**Directive:** What follows is a set of records; repeat all of them exactly.

**Given records:**

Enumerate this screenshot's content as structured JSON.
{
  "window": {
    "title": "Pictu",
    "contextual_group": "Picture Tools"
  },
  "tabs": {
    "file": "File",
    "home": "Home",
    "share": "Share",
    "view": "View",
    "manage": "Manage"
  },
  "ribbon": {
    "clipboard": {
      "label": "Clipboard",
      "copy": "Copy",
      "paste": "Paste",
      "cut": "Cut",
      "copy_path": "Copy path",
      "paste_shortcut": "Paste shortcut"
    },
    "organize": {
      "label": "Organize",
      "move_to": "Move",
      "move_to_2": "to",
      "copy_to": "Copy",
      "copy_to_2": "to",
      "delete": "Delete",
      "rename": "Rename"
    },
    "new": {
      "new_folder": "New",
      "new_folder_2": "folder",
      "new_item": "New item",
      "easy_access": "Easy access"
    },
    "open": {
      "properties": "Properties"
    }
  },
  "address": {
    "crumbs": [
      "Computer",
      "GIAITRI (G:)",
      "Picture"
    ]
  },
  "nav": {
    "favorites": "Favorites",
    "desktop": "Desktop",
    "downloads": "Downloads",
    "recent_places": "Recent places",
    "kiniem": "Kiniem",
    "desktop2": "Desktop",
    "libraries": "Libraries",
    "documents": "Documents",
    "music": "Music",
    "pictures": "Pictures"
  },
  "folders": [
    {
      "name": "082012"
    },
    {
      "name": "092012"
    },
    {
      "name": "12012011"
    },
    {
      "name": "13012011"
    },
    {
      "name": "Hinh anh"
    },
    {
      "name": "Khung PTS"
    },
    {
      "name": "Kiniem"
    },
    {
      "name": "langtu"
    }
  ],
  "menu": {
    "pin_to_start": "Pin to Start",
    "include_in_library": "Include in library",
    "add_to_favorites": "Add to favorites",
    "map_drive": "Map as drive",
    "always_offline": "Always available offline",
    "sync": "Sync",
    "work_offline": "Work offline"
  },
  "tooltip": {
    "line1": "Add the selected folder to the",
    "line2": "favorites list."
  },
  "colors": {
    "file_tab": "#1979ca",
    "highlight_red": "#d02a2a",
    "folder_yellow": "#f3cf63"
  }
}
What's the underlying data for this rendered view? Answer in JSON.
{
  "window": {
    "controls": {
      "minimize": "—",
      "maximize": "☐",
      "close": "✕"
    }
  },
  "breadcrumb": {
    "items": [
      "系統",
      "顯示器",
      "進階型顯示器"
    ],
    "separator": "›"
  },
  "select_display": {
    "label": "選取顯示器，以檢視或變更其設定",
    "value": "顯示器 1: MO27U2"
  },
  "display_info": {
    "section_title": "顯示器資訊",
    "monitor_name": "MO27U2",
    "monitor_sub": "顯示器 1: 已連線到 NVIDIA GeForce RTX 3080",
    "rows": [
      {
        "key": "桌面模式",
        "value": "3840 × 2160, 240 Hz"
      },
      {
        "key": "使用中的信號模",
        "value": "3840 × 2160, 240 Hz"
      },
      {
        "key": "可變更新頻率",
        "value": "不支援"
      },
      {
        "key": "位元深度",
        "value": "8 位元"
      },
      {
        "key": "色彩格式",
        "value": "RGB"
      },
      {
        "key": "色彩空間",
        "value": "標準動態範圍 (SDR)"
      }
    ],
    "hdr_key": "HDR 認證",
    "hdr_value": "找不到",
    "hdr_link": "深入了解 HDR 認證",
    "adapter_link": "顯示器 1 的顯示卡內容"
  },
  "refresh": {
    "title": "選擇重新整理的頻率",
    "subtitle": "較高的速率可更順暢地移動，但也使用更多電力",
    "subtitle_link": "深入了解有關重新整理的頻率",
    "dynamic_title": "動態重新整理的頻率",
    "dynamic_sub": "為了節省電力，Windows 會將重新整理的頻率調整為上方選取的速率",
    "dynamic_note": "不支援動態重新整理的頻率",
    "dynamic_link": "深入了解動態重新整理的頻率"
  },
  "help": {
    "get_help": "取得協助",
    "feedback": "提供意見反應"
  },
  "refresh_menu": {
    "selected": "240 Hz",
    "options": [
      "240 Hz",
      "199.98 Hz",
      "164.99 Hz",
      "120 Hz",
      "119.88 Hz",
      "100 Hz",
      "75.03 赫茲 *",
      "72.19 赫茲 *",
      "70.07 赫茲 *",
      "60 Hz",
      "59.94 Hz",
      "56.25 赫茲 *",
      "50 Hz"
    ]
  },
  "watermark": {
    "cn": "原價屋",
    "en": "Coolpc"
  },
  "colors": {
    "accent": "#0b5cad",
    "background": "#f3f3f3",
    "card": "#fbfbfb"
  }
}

**Exercise response:**
Enumerate this screenshot's content as structured JSON.
{
  "window": {
    "title": "Pictu",
    "contextual_group": "Picture Tools"
  },
  "tabs": {
    "file": "File",
    "home": "Home",
    "share": "Share",
    "view": "View",
    "manage": "Manage"
  },
  "ribbon": {
    "clipboard": {
      "label": "Clipboard",
      "copy": "Copy",
      "paste": "Paste",
      "cut": "Cut",
      "copy_path": "Copy path",
      "paste_shortcut": "Paste shortcut"
    },
    "organize": {
      "label": "Organize",
      "move_to": "Move",
      "move_to_2": "to",
      "copy_to": "Copy",
      "copy_to_2": "to",
      "delete": "Delete",
      "rename": "Rename"
    },
    "new": {
      "new_folder": "New",
      "new_folder_2": "folder",
      "new_item": "New item",
      "easy_access": "Easy access"
    },
    "open": {
      "properties": "Properties"
    }
  },
  "address": {
    "crumbs": [
      "Computer",
      "GIAITRI (G:)",
      "Picture"
    ]
  },
  "nav": {
    "favorites": "Favorites",
    "desktop": "Desktop",
    "downloads": "Downloads",
    "recent_places": "Recent places",
    "kiniem": "Kiniem",
    "desktop2": "Desktop",
    "libraries": "Libraries",
    "documents": "Documents",
    "music": "Music",
    "pictures": "Pictures"
  },
  "folders": [
    {
      "name": "082012"
    },
    {
      "name": "092012"
    },
    {
      "name": "12012011"
    },
    {
      "name": "13012011"
    },
    {
      "name": "Hinh anh"
    },
    {
      "name": "Khung PTS"
    },
    {
      "name": "Kiniem"
    },
    {
      "name": "langtu"
    }
  ],
  "menu": {
    "pin_to_start": "Pin to Start",
    "include_in_library": "Include in library",
    "add_to_favorites": "Add to favorites",
    "map_drive": "Map as drive",
    "always_offline": "Always available offline",
    "sync": "Sync",
    "work_offline": "Work offline"
  },
  "tooltip": {
    "line1": "Add the selected folder to the",
    "line2": "favorites list."
  },
  "colors": {
    "file_tab": "#1979ca",
    "highlight_red": "#d02a2a",
    "folder_yellow": "#f3cf63"
  }
}
What's the underlying data for this rendered view? Answer in JSON.
{
  "window": {
    "controls": {
      "minimize": "—",
      "maximize": "☐",
      "close": "✕"
    }
  },
  "breadcrumb": {
    "items": [
      "系統",
      "顯示器",
      "進階型顯示器"
    ],
    "separator": "›"
  },
  "select_display": {
    "label": "選取顯示器，以檢視或變更其設定",
    "value": "顯示器 1: MO27U2"
  },
  "display_info": {
    "section_title": "顯示器資訊",
    "monitor_name": "MO27U2",
    "monitor_sub": "顯示器 1: 已連線到 NVIDIA GeForce RTX 3080",
    "rows": [
      {
        "key": "桌面模式",
        "value": "3840 × 2160, 240 Hz"
      },
      {
        "key": "使用中的信號模",
        "value": "3840 × 2160, 240 Hz"
      },
      {
        "key": "可變更新頻率",
        "value": "不支援"
      },
      {
        "key": "位元深度",
        "value": "8 位元"
      },
      {
        "key": "色彩格式",
        "value": "RGB"
      },
      {
        "key": "色彩空間",
        "value": "標準動態範圍 (SDR)"
      }
    ],
    "hdr_key": "HDR 認證",
    "hdr_value": "找不到",
    "hdr_link": "深入了解 HDR 認證",
    "adapter_link": "顯示器 1 的顯示卡內容"
  },
  "refresh": {
    "title": "選擇重新整理的頻率",
    "subtitle": "較高的速率可更順暢地移動，但也使用更多電力",
    "subtitle_link": "深入了解有關重新整理的頻率",
    "dynamic_title": "動態重新整理的頻率",
    "dynamic_sub": "為了節省電力，Windows 會將重新整理的頻率調整為上方選取的速率",
    "dynamic_note": "不支援動態重新整理的頻率",
    "dynamic_link": "深入了解動態重新整理的頻率"
  },
  "help": {
    "get_help": "取得協助",
    "feedback": "提供意見反應"
  },
  "refresh_menu": {
    "selected": "240 Hz",
    "options": [
      "240 Hz",
      "199.98 Hz",
      "164.99 Hz",
      "120 Hz",
      "119.88 Hz",
      "100 Hz",
      "75.03 赫茲 *",
      "72.19 赫茲 *",
      "70.07 赫茲 *",
      "60 Hz",
      "59.94 Hz",
      "56.25 赫茲 *",
      "50 Hz"
    ]
  },
  "watermark": {
    "cn": "原價屋",
    "en": "Coolpc"
  },
  "colors": {
    "accent": "#0b5cad",
    "background": "#f3f3f3",
    "card": "#fbfbfb"
  }
}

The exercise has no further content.